PROBLEM :: Gather all lines with the word "Change" in them.

Items listed in a dataset ::
-.-.-
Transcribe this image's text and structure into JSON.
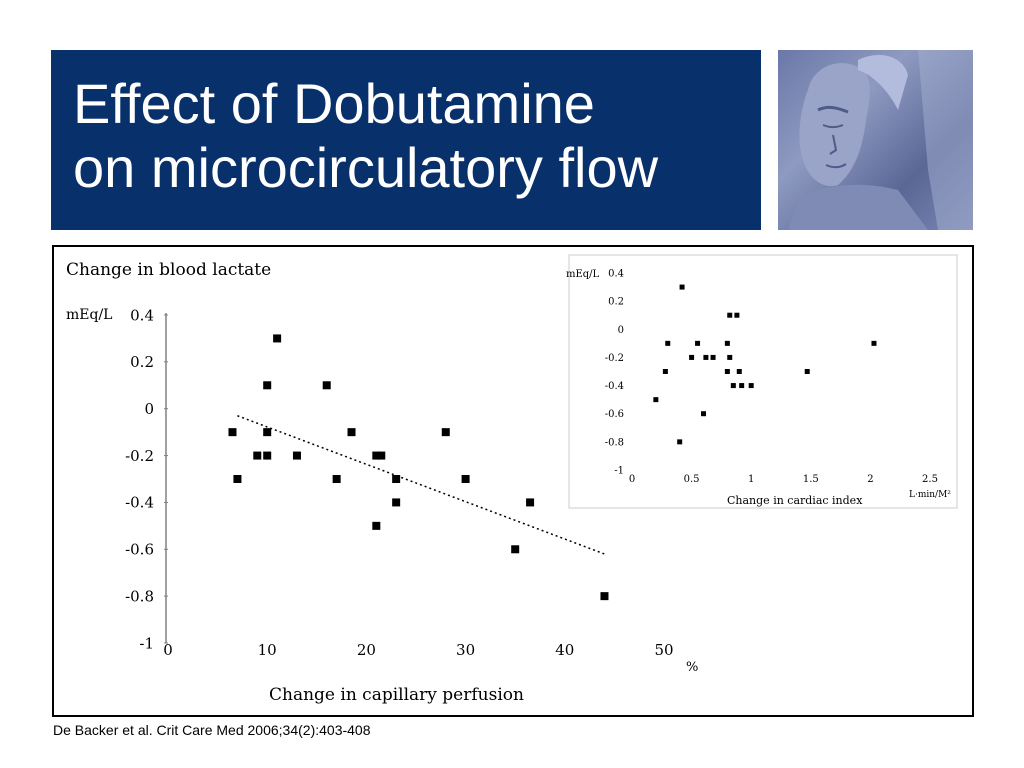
{
  "title": {
    "line1": "Effect of Dobutamine",
    "line2": "on microcirculatory flow"
  },
  "photo": {
    "icon": "bust-photo"
  },
  "citation": "De Backer et al. Crit Care Med 2006;34(2):403-408",
  "colors": {
    "title_band": "#08306b",
    "title_text": "#ffffff",
    "markers": "#000000"
  },
  "chart_data": [
    {
      "type": "scatter",
      "title": "Change in blood lactate",
      "ylabel": "mEq/L",
      "xlabel": "Change in capillary perfusion",
      "xunit": "%",
      "xlim": [
        0,
        50
      ],
      "ylim": [
        -1,
        0.4
      ],
      "xticks": [
        "0",
        "10",
        "20",
        "30",
        "40",
        "50"
      ],
      "yticks": [
        "0.4",
        "0.2",
        "0",
        "-0.2",
        "-0.4",
        "-0.6",
        "-0.8",
        "-1"
      ],
      "x": [
        6.5,
        7,
        9,
        10,
        10,
        10,
        11,
        13,
        16,
        17,
        18.5,
        21,
        21,
        21.5,
        23,
        23,
        28,
        30,
        35,
        36.5,
        44
      ],
      "y": [
        -0.1,
        -0.3,
        -0.2,
        0.1,
        -0.2,
        -0.1,
        0.3,
        -0.2,
        0.1,
        -0.3,
        -0.1,
        -0.2,
        -0.5,
        -0.2,
        -0.3,
        -0.4,
        -0.1,
        -0.3,
        -0.6,
        -0.4,
        -0.8
      ],
      "trendline": {
        "x": [
          7,
          44
        ],
        "y": [
          -0.03,
          -0.62
        ]
      },
      "grid": false
    },
    {
      "type": "scatter",
      "title": "",
      "ylabel": "mEq/L",
      "xlabel": "Change in cardiac index",
      "xunit": "L·min/M²",
      "xlim": [
        0,
        2.5
      ],
      "ylim": [
        -1,
        0.4
      ],
      "xticks": [
        "0",
        "0.5",
        "1",
        "1.5",
        "2",
        "2.5"
      ],
      "yticks": [
        "0.4",
        "0.2",
        "0",
        "-0.2",
        "-0.4",
        "-0.6",
        "-0.8",
        "-1"
      ],
      "x": [
        0.2,
        0.28,
        0.3,
        0.4,
        0.42,
        0.5,
        0.55,
        0.6,
        0.62,
        0.68,
        0.8,
        0.8,
        0.82,
        0.82,
        0.85,
        0.88,
        0.9,
        0.92,
        1.0,
        1.47,
        2.03
      ],
      "y": [
        -0.5,
        -0.3,
        -0.1,
        -0.8,
        0.3,
        -0.2,
        -0.1,
        -0.6,
        -0.2,
        -0.2,
        -0.3,
        -0.1,
        -0.2,
        0.1,
        -0.4,
        0.1,
        -0.3,
        -0.4,
        -0.4,
        -0.3,
        -0.1
      ],
      "grid": false
    }
  ]
}
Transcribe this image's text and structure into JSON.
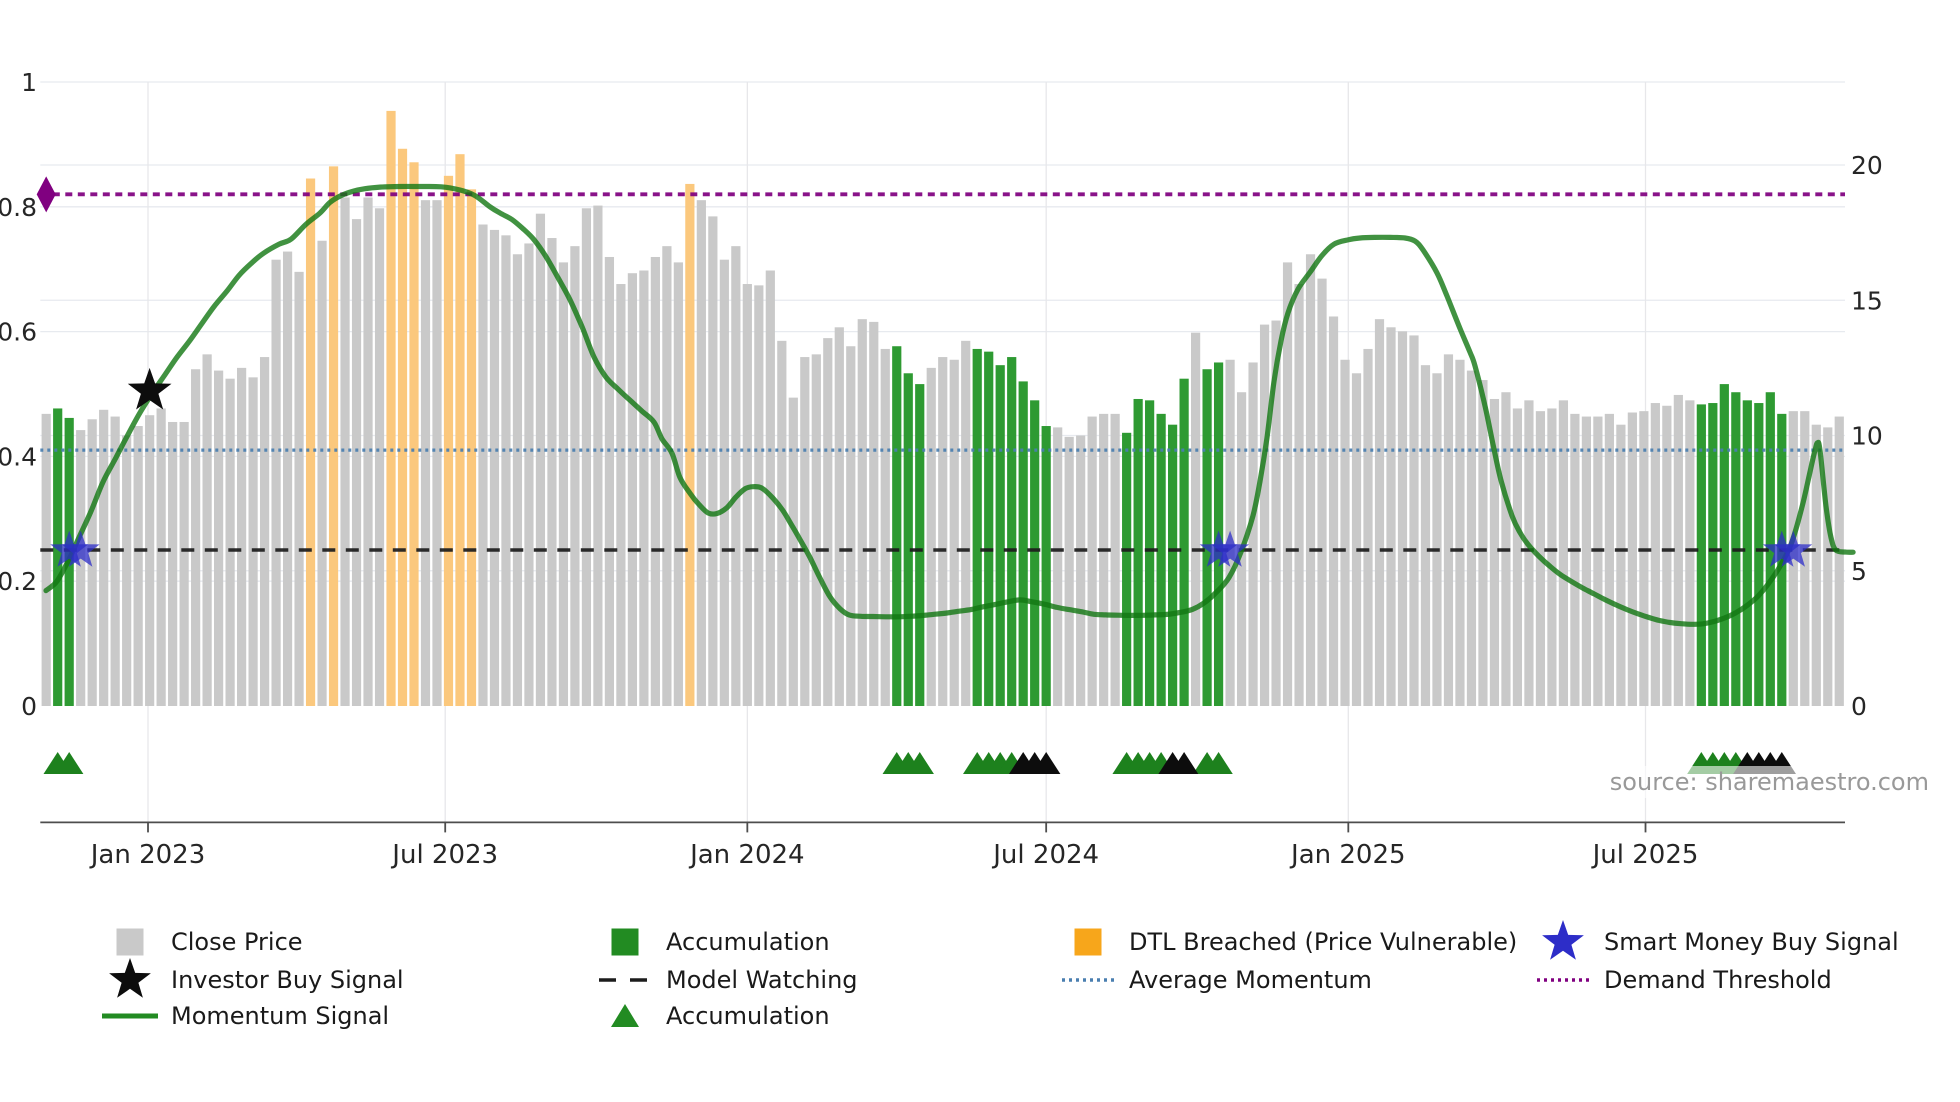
{
  "chart_data": {
    "type": "bar+line",
    "start_date": "2022-10-31",
    "frequency": "weekly",
    "bars": {
      "close": [
        10.8,
        11.0,
        10.65,
        10.2,
        10.6,
        10.95,
        10.7,
        10.0,
        10.35,
        10.75,
        11.0,
        10.5,
        10.5,
        12.45,
        13.0,
        12.4,
        12.1,
        12.5,
        12.15,
        12.9,
        16.5,
        16.8,
        16.05,
        19.5,
        17.2,
        19.95,
        18.8,
        18.0,
        18.8,
        18.4,
        22.0,
        20.6,
        20.1,
        18.7,
        18.7,
        19.6,
        20.4,
        19.1,
        17.8,
        17.6,
        17.4,
        16.7,
        17.1,
        18.2,
        17.3,
        16.4,
        17.0,
        18.4,
        18.5,
        16.6,
        15.6,
        16.0,
        16.1,
        16.6,
        17.0,
        16.4,
        19.3,
        18.7,
        18.1,
        16.5,
        17.0,
        15.6,
        15.55,
        16.1,
        13.5,
        11.4,
        12.9,
        13.0,
        13.6,
        14.0,
        13.3,
        14.3,
        14.2,
        13.2,
        13.3,
        12.3,
        11.9,
        12.5,
        12.9,
        12.8,
        13.5,
        13.2,
        13.1,
        12.6,
        12.9,
        12.0,
        11.3,
        10.35,
        10.3,
        9.95,
        10.0,
        10.7,
        10.8,
        10.8,
        10.1,
        11.35,
        11.3,
        10.8,
        10.4,
        12.1,
        13.8,
        12.45,
        12.7,
        12.8,
        11.6,
        12.7,
        14.1,
        14.25,
        16.4,
        15.6,
        16.7,
        15.8,
        14.4,
        12.8,
        12.3,
        13.2,
        14.3,
        14.0,
        13.85,
        13.7,
        12.6,
        12.3,
        13.0,
        12.8,
        12.4,
        12.05,
        11.35,
        11.6,
        11.0,
        11.3,
        10.9,
        11.0,
        11.3,
        10.8,
        10.7,
        10.7,
        10.8,
        10.4,
        10.85,
        10.9,
        11.2,
        11.1,
        11.5,
        11.3,
        11.15,
        11.2,
        11.9,
        11.6,
        11.3,
        11.2,
        11.6,
        10.8,
        10.9,
        10.9,
        10.4,
        10.3,
        10.7
      ],
      "state": "naannnnnnnnnnnnnnnnnnnndndnnnndddnndddnnnnnnnnnnnnnnnnnndnnnnnnnnnnnnnnnnnaaannnnaaaaaaannnnnnaaaaaanaannnnnnnnnnnnnnnnnnnnnnnnnnnnnnnnnnnnnnnnnaaaaaaaannnnn",
      "state_legend": {
        "n": "normal",
        "a": "accumulation",
        "d": "dtl_breached"
      }
    },
    "momentum_signal": [
      [
        -0.02,
        0.185
      ],
      [
        0.94,
        0.2
      ],
      [
        1.98,
        0.235
      ],
      [
        2.85,
        0.27
      ],
      [
        3.9,
        0.312
      ],
      [
        4.94,
        0.359
      ],
      [
        6.07,
        0.398
      ],
      [
        7.12,
        0.435
      ],
      [
        8.16,
        0.47
      ],
      [
        9.29,
        0.503
      ],
      [
        10.34,
        0.531
      ],
      [
        11.38,
        0.559
      ],
      [
        12.51,
        0.586
      ],
      [
        13.55,
        0.613
      ],
      [
        14.6,
        0.64
      ],
      [
        15.73,
        0.665
      ],
      [
        16.77,
        0.69
      ],
      [
        17.82,
        0.709
      ],
      [
        18.86,
        0.725
      ],
      [
        20.25,
        0.74
      ],
      [
        21.3,
        0.748
      ],
      [
        22.6,
        0.772
      ],
      [
        23.82,
        0.79
      ],
      [
        24.69,
        0.807
      ],
      [
        25.65,
        0.818
      ],
      [
        26.69,
        0.825
      ],
      [
        27.74,
        0.829
      ],
      [
        29.04,
        0.8315
      ],
      [
        30.78,
        0.8325
      ],
      [
        32.52,
        0.8325
      ],
      [
        34.35,
        0.832
      ],
      [
        36.0,
        0.827
      ],
      [
        37.31,
        0.818
      ],
      [
        38.61,
        0.8
      ],
      [
        39.48,
        0.79
      ],
      [
        40.53,
        0.7795
      ],
      [
        41.57,
        0.7634
      ],
      [
        42.44,
        0.7473
      ],
      [
        43.48,
        0.72
      ],
      [
        44.53,
        0.6863
      ],
      [
        45.57,
        0.6509
      ],
      [
        46.62,
        0.6075
      ],
      [
        47.66,
        0.5593
      ],
      [
        48.7,
        0.527
      ],
      [
        49.75,
        0.5078
      ],
      [
        50.79,
        0.49
      ],
      [
        51.84,
        0.4725
      ],
      [
        52.88,
        0.455
      ],
      [
        53.58,
        0.428
      ],
      [
        54.45,
        0.405
      ],
      [
        55.14,
        0.366
      ],
      [
        56.01,
        0.341
      ],
      [
        56.79,
        0.323
      ],
      [
        57.58,
        0.3095
      ],
      [
        58.36,
        0.3085
      ],
      [
        59.23,
        0.318
      ],
      [
        60.01,
        0.335
      ],
      [
        60.8,
        0.348
      ],
      [
        61.49,
        0.3515
      ],
      [
        62.28,
        0.349
      ],
      [
        63.23,
        0.333
      ],
      [
        64.1,
        0.313
      ],
      [
        64.89,
        0.289
      ],
      [
        65.67,
        0.264
      ],
      [
        66.45,
        0.238
      ],
      [
        67.32,
        0.205
      ],
      [
        68.19,
        0.175
      ],
      [
        69.06,
        0.156
      ],
      [
        69.85,
        0.146
      ],
      [
        70.89,
        0.1437
      ],
      [
        71.93,
        0.1434
      ],
      [
        73.06,
        0.143
      ],
      [
        74.11,
        0.143
      ],
      [
        75.15,
        0.1438
      ],
      [
        76.2,
        0.145
      ],
      [
        77.24,
        0.147
      ],
      [
        78.37,
        0.149
      ],
      [
        79.42,
        0.152
      ],
      [
        80.46,
        0.1545
      ],
      [
        81.5,
        0.159
      ],
      [
        82.63,
        0.163
      ],
      [
        83.68,
        0.167
      ],
      [
        84.72,
        0.17
      ],
      [
        85.77,
        0.167
      ],
      [
        86.9,
        0.163
      ],
      [
        87.94,
        0.158
      ],
      [
        88.99,
        0.1545
      ],
      [
        90.12,
        0.151
      ],
      [
        91.16,
        0.147
      ],
      [
        92.2,
        0.146
      ],
      [
        93.25,
        0.1455
      ],
      [
        94.38,
        0.1452
      ],
      [
        95.42,
        0.1453
      ],
      [
        96.47,
        0.146
      ],
      [
        97.51,
        0.1468
      ],
      [
        98.64,
        0.15
      ],
      [
        99.69,
        0.1545
      ],
      [
        100.73,
        0.165
      ],
      [
        101.77,
        0.1815
      ],
      [
        102.91,
        0.206
      ],
      [
        103.95,
        0.247
      ],
      [
        104.99,
        0.305
      ],
      [
        105.6,
        0.36
      ],
      [
        106.21,
        0.43
      ],
      [
        106.82,
        0.52
      ],
      [
        107.43,
        0.585
      ],
      [
        108.04,
        0.63
      ],
      [
        108.91,
        0.668
      ],
      [
        109.95,
        0.695
      ],
      [
        111.0,
        0.722
      ],
      [
        112.04,
        0.74
      ],
      [
        113.26,
        0.747
      ],
      [
        114.3,
        0.75
      ],
      [
        115.61,
        0.751
      ],
      [
        116.91,
        0.751
      ],
      [
        118.22,
        0.75
      ],
      [
        119.09,
        0.745
      ],
      [
        119.78,
        0.731
      ],
      [
        121.0,
        0.694
      ],
      [
        121.87,
        0.657
      ],
      [
        123.0,
        0.605
      ],
      [
        123.87,
        0.567
      ],
      [
        124.31,
        0.545
      ],
      [
        125.18,
        0.481
      ],
      [
        125.87,
        0.42
      ],
      [
        126.57,
        0.3615
      ],
      [
        127.53,
        0.305
      ],
      [
        128.22,
        0.278
      ],
      [
        128.92,
        0.259
      ],
      [
        129.88,
        0.2397
      ],
      [
        130.83,
        0.2238
      ],
      [
        131.79,
        0.21
      ],
      [
        132.75,
        0.199
      ],
      [
        133.7,
        0.189
      ],
      [
        134.66,
        0.1797
      ],
      [
        135.62,
        0.1705
      ],
      [
        136.58,
        0.162
      ],
      [
        137.53,
        0.1545
      ],
      [
        138.49,
        0.1478
      ],
      [
        139.45,
        0.1418
      ],
      [
        140.32,
        0.1372
      ],
      [
        141.27,
        0.1338
      ],
      [
        142.23,
        0.1319
      ],
      [
        143.19,
        0.1309
      ],
      [
        144.14,
        0.1318
      ],
      [
        145.1,
        0.1354
      ],
      [
        146.06,
        0.1414
      ],
      [
        147.02,
        0.1496
      ],
      [
        147.97,
        0.161
      ],
      [
        148.93,
        0.176
      ],
      [
        149.89,
        0.1973
      ],
      [
        150.84,
        0.2238
      ],
      [
        151.8,
        0.259
      ],
      [
        152.76,
        0.319
      ],
      [
        153.45,
        0.375
      ],
      [
        153.89,
        0.41
      ],
      [
        154.11,
        0.4216
      ],
      [
        154.32,
        0.41
      ],
      [
        154.85,
        0.32
      ],
      [
        155.28,
        0.27
      ],
      [
        155.72,
        0.2495
      ],
      [
        156.59,
        0.2467
      ],
      [
        157.2,
        0.2465
      ]
    ],
    "hlines": {
      "demand_threshold": 0.82,
      "average_momentum": 0.41,
      "model_watching": 0.25
    },
    "markers": {
      "investor_buy_signal": {
        "week": 9,
        "value": 0.505
      },
      "smart_money_buy_signals": {
        "weeks": [
          2,
          3,
          102,
          103,
          151,
          152
        ],
        "value": 0.249
      },
      "demand_threshold_start": {
        "week": 0,
        "value": 0.82
      },
      "accumulation_triangles_green": [
        1,
        2,
        74,
        75,
        76,
        81,
        82,
        83,
        84,
        94,
        95,
        96,
        97,
        101,
        102,
        144,
        145,
        146,
        147
      ],
      "accumulation_triangles_black": [
        85,
        86,
        87,
        98,
        99,
        148,
        149,
        150,
        151
      ]
    },
    "x_axis": {
      "tick_labels": [
        "Jan 2023",
        "Jul 2023",
        "Jan 2024",
        "Jul 2024",
        "Jan 2025",
        "Jul 2025"
      ],
      "tick_dates": [
        "2023-01-01",
        "2023-07-01",
        "2024-01-01",
        "2024-07-01",
        "2025-01-01",
        "2025-07-01"
      ]
    },
    "y_left": {
      "tick_labels": [
        "0",
        "0.2",
        "0.4",
        "0.6",
        "0.8",
        "1"
      ],
      "tick_values": [
        0,
        0.2,
        0.4,
        0.6,
        0.8,
        1
      ],
      "range": [
        0,
        1.0045
      ]
    },
    "y_right": {
      "tick_labels": [
        "0",
        "5",
        "10",
        "15",
        "20"
      ],
      "tick_values": [
        0,
        5,
        10,
        15,
        20
      ],
      "range": [
        0,
        23.07
      ]
    }
  },
  "colors": {
    "close_price_bar": "#c9c9c9",
    "accumulation_bar": "#2e9a32",
    "dtl_bar": "#fbc87d",
    "momentum_line": "#117711",
    "model_watching": "#1c1c1c",
    "average_momentum": "#4a7fb0",
    "demand_threshold": "#800080",
    "investor_star": "#0d0d0d",
    "smart_money_star": "#2d2dc8",
    "triangle_green": "#1d811d",
    "triangle_black": "#0d0d0d",
    "legend_accumulation": "#228b22",
    "legend_dtl": "#f7a61b",
    "grid": "#e7eaef",
    "spine": "#4d4d4d",
    "tick_text": "#262626",
    "source_text": "#999999"
  },
  "legend": {
    "items": [
      {
        "label": "Close Price",
        "glyph": "square",
        "color_key": "close_price_bar",
        "col": 0,
        "row": 0
      },
      {
        "label": "Investor Buy Signal",
        "glyph": "star",
        "color_key": "investor_star",
        "col": 0,
        "row": 1
      },
      {
        "label": "Momentum Signal",
        "glyph": "line",
        "color_key": "legend_accumulation",
        "col": 0,
        "row": 2
      },
      {
        "label": "Accumulation",
        "glyph": "square",
        "color_key": "legend_accumulation",
        "col": 1,
        "row": 0
      },
      {
        "label": "Model Watching",
        "glyph": "dashed",
        "color_key": "model_watching",
        "col": 1,
        "row": 1
      },
      {
        "label": "Accumulation",
        "glyph": "triangle",
        "color_key": "legend_accumulation",
        "col": 1,
        "row": 2
      },
      {
        "label": "DTL Breached (Price Vulnerable)",
        "glyph": "square",
        "color_key": "legend_dtl",
        "col": 2,
        "row": 0
      },
      {
        "label": "Average Momentum",
        "glyph": "dotted",
        "color_key": "average_momentum",
        "col": 2,
        "row": 1
      },
      {
        "label": "Smart Money Buy Signal",
        "glyph": "star",
        "color_key": "smart_money_star",
        "col": 3,
        "row": 0
      },
      {
        "label": "Demand Threshold",
        "glyph": "dotted",
        "color_key": "demand_threshold",
        "col": 3,
        "row": 1
      }
    ]
  },
  "source_text": "source: sharemaestro.com"
}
-.-.-
EXERCISE RESPONSE ::
      "title": "Change in blood lactate",
      "xlabel": "Change in capillary perfusion",
      "xlabel": "Change in cardiac index",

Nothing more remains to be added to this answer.